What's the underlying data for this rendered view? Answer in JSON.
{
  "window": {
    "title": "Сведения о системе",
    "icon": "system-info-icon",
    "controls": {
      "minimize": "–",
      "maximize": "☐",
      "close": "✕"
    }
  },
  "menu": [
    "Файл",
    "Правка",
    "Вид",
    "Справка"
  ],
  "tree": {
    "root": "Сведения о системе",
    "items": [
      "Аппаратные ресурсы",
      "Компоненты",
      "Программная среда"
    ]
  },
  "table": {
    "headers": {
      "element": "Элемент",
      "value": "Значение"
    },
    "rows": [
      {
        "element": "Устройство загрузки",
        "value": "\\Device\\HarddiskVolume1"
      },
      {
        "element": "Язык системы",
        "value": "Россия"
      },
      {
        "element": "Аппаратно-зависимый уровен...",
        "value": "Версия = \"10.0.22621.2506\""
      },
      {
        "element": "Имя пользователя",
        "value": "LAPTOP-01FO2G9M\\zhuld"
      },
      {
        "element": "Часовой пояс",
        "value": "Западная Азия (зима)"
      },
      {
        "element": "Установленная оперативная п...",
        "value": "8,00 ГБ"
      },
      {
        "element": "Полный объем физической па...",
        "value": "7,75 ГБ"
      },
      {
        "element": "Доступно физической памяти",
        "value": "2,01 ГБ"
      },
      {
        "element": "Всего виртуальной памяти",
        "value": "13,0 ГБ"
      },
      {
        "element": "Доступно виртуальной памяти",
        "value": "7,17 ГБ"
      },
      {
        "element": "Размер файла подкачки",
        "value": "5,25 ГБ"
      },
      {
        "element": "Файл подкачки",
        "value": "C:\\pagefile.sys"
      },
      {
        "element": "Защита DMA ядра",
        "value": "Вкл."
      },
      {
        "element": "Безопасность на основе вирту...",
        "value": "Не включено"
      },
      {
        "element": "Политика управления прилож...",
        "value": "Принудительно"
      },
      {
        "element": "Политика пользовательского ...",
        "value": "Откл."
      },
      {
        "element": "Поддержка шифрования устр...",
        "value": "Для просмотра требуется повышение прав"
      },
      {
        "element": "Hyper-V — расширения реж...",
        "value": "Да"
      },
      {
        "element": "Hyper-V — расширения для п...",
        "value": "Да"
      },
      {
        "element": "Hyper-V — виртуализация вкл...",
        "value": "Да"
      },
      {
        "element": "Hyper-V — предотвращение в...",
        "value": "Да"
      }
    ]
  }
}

[What is needed]: All lines above containing the string "Доступно" are to be collected.

[Output below]:
        "element": "Доступно физической памяти",
        "element": "Доступно виртуальной памяти",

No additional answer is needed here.